* Start Record set *

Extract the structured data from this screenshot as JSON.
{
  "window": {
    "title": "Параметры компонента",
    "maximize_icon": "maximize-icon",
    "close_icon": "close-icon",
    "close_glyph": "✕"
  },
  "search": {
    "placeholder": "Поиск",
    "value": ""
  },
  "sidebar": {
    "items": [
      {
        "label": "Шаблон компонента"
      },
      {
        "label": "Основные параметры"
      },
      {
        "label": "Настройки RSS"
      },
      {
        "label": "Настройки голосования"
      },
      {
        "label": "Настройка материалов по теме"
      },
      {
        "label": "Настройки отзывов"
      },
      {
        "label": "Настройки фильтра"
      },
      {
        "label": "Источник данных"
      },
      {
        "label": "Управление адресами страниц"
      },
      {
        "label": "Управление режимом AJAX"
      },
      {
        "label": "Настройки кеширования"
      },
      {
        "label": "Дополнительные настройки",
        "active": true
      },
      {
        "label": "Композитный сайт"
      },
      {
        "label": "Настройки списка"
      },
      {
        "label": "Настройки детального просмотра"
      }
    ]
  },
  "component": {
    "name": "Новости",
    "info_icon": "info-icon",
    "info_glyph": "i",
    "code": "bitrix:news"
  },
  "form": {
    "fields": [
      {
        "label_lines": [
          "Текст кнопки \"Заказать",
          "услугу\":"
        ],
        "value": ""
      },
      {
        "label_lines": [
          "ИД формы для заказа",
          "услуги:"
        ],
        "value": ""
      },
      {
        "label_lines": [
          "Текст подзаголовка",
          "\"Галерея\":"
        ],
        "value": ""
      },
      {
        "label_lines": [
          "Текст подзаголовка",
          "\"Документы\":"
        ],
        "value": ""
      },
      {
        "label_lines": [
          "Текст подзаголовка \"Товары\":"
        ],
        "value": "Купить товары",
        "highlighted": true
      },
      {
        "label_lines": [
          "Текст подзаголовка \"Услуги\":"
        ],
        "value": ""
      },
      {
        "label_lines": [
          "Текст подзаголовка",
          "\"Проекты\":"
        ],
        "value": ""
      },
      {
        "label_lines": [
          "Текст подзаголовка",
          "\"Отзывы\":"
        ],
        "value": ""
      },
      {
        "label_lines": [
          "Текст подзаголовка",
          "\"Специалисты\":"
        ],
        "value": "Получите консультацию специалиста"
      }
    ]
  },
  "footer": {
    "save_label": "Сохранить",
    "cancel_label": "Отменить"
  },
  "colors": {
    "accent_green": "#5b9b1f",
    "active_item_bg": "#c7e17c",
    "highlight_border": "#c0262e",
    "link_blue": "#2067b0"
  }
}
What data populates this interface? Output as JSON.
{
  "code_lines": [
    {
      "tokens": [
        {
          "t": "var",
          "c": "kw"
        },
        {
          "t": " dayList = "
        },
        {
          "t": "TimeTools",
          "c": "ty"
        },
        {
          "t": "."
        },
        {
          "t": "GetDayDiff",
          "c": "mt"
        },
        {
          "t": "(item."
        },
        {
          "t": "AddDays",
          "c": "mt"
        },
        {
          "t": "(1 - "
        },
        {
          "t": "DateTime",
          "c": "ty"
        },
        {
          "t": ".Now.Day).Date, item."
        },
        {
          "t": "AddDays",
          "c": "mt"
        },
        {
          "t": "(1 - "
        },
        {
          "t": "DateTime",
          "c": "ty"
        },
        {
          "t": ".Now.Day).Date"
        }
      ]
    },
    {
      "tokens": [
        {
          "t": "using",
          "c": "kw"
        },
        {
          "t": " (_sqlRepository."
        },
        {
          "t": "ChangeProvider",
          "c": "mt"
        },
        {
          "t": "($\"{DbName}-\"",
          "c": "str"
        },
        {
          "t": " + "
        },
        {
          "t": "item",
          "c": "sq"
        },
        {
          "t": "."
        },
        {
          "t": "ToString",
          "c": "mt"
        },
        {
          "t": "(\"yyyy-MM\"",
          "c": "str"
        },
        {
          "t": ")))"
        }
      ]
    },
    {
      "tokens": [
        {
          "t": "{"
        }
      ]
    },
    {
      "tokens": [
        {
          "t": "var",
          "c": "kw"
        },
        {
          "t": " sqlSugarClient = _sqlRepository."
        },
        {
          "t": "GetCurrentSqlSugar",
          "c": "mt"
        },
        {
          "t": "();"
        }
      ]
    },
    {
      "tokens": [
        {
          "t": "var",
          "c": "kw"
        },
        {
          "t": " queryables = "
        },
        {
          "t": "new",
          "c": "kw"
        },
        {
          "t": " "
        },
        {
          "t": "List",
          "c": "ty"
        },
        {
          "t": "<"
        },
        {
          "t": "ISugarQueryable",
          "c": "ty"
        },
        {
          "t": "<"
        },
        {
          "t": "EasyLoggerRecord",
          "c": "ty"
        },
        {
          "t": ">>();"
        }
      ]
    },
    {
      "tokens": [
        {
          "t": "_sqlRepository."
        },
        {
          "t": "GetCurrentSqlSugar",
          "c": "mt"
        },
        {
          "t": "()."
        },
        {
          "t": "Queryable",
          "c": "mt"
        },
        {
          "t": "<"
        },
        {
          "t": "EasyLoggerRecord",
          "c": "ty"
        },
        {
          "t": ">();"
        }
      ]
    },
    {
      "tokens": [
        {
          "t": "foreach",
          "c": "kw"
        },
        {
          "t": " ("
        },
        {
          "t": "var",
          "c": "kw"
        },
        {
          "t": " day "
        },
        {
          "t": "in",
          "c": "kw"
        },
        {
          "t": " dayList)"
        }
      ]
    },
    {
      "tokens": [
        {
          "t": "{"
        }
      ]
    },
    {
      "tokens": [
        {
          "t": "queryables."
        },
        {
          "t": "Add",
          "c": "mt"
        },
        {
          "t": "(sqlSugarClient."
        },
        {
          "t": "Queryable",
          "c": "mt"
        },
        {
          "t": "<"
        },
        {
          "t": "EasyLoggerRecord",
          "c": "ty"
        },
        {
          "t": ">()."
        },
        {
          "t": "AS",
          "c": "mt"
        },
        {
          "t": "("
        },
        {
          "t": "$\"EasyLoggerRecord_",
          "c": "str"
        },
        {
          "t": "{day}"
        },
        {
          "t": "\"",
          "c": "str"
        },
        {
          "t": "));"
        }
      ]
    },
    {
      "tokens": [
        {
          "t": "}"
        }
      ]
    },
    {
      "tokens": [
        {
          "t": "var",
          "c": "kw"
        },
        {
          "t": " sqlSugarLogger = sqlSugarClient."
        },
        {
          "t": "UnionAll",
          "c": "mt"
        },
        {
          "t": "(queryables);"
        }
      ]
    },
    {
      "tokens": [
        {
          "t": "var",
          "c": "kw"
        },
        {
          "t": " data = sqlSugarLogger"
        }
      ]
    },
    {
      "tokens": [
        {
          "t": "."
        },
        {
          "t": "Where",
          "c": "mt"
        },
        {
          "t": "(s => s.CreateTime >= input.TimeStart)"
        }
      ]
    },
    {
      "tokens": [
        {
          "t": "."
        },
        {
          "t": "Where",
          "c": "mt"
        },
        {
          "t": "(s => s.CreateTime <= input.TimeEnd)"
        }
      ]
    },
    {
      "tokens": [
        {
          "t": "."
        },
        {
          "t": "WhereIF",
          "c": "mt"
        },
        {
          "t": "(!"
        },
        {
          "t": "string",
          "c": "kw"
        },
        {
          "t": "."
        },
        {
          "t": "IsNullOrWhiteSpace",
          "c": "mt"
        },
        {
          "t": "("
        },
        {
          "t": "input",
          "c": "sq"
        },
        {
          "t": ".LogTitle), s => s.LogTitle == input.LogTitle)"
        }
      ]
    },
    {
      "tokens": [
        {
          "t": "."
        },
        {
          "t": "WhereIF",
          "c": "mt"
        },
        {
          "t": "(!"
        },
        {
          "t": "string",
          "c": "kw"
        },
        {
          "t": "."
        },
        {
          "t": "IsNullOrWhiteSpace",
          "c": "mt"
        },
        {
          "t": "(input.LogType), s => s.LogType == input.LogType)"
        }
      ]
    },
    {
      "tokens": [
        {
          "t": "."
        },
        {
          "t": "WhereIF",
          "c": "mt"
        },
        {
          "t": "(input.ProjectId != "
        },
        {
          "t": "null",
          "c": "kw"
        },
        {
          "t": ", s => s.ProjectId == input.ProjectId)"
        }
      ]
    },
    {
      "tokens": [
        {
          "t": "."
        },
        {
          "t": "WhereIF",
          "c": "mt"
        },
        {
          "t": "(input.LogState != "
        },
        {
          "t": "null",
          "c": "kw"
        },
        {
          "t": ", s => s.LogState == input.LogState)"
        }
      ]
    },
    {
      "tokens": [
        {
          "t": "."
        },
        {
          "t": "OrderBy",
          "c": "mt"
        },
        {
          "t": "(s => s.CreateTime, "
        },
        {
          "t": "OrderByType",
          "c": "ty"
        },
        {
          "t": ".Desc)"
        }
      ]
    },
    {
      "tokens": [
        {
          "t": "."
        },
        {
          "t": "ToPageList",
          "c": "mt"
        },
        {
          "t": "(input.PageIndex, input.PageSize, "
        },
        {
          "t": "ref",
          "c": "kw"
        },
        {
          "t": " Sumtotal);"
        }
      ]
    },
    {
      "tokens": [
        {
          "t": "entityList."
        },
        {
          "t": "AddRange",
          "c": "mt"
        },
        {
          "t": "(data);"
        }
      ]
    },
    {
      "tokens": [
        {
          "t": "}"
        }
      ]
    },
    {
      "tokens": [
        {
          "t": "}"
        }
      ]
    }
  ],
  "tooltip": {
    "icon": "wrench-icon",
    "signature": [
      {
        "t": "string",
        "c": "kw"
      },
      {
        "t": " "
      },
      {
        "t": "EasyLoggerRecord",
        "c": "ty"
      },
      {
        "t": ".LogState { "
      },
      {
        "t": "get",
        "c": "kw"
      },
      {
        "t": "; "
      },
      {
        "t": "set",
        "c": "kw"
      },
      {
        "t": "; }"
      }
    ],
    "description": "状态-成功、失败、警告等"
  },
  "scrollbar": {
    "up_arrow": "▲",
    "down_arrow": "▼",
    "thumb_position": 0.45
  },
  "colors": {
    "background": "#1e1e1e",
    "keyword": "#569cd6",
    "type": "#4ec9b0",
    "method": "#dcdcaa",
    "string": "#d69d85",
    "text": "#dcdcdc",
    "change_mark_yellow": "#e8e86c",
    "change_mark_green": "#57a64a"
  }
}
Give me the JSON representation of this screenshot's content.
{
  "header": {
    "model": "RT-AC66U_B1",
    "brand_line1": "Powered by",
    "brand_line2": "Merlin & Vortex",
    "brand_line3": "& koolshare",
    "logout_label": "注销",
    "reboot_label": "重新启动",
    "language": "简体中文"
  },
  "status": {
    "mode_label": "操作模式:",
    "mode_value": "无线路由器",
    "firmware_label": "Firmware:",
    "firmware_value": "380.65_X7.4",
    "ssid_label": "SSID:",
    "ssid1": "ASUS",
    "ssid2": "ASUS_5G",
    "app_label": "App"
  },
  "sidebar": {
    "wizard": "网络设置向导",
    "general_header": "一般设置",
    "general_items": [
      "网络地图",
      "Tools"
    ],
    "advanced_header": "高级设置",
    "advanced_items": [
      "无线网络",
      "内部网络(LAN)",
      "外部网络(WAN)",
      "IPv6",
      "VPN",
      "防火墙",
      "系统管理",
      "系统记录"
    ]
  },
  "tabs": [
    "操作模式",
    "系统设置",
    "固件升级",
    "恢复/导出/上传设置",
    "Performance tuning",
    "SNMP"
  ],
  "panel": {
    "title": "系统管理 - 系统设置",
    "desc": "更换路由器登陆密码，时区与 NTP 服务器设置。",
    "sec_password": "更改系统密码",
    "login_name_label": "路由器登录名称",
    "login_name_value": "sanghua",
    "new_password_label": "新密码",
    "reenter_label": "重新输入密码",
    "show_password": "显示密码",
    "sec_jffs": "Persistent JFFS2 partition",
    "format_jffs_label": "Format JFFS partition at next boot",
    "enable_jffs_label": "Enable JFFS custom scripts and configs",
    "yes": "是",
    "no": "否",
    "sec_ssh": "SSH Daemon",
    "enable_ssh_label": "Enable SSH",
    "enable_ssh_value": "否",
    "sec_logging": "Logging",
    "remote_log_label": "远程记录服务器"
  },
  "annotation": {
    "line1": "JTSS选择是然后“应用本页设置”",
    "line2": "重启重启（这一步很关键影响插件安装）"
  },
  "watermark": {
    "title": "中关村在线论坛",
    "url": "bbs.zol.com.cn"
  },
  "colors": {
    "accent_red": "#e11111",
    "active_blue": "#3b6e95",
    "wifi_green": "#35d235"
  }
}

* End Record set *

Copy out every line with the word "screenshot".

Task answer |
Extract the structured data from this screenshot as JSON.
Give me the JSON representation of this screenshot's content.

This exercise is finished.